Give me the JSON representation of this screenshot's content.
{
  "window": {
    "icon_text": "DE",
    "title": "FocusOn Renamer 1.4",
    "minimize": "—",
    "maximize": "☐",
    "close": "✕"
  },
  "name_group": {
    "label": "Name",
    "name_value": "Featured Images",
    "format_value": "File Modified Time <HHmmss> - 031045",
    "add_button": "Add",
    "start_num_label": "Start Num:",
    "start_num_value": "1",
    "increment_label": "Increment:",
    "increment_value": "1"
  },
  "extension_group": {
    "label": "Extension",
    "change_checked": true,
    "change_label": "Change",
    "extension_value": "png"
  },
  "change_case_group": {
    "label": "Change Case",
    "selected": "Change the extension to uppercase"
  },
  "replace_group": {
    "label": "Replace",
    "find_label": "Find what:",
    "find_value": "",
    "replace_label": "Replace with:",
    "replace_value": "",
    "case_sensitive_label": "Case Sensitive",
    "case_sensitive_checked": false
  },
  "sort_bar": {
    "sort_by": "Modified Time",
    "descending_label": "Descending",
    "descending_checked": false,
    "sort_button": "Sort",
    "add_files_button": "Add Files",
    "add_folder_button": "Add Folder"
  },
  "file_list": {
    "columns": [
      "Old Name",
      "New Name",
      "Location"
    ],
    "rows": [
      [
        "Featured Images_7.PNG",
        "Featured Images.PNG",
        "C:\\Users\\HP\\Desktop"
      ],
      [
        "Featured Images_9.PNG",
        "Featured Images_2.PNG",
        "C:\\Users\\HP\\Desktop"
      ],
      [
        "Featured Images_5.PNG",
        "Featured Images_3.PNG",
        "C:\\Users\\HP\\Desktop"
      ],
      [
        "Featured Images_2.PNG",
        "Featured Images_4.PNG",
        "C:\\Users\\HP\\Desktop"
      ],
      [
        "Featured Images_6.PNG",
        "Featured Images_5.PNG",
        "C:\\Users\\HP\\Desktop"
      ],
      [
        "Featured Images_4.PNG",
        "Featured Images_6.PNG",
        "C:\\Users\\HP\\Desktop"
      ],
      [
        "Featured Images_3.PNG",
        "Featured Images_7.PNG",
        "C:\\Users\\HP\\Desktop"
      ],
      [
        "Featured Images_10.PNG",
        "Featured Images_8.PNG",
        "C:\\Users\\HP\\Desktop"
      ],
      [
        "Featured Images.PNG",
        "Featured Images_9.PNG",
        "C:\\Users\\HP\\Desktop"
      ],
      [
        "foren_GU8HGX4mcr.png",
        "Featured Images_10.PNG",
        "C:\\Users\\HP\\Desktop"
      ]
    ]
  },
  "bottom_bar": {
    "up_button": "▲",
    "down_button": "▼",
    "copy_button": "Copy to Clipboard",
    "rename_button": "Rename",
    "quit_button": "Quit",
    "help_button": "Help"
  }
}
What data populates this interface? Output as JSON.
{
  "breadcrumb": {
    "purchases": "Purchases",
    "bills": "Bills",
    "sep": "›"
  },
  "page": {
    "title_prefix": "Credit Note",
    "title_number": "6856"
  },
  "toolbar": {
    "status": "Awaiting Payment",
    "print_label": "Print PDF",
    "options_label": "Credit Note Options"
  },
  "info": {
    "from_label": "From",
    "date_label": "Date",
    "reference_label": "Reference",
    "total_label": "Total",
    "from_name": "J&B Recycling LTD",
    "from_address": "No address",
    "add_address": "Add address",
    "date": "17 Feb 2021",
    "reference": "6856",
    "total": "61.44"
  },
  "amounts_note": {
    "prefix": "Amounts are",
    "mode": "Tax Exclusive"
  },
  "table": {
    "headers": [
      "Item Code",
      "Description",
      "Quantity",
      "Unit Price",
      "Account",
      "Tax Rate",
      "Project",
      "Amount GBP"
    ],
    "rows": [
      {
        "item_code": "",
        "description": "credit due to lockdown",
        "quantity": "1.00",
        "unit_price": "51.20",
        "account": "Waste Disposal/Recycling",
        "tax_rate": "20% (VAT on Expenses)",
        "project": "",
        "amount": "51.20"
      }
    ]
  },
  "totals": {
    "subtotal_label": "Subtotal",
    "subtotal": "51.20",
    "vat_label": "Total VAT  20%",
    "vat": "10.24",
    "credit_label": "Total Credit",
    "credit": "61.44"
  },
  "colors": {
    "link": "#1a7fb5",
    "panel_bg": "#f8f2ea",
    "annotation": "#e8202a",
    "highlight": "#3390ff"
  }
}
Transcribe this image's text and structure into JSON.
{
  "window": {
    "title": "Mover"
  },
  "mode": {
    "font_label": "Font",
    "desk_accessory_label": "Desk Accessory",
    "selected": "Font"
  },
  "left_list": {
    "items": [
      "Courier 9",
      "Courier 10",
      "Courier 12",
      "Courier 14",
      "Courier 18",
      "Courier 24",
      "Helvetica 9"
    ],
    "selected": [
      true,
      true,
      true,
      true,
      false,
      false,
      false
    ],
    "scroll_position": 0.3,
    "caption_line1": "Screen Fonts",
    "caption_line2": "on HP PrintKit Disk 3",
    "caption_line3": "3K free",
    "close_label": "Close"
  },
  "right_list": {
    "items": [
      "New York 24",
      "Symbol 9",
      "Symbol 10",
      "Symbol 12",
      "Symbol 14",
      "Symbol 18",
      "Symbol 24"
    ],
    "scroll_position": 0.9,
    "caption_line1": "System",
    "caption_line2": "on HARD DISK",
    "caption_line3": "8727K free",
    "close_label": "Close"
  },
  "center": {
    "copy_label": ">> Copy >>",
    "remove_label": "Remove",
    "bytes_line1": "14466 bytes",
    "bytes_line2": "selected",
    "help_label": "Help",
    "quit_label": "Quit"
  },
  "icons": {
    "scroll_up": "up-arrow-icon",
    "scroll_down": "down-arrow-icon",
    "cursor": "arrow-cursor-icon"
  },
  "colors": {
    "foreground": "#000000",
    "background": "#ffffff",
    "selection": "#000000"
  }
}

# What the task asks
Return, from the data, each line that has the word "free" in it.

# Expected answer
    "caption_line3": "3K free",
    "caption_line3": "8727K free",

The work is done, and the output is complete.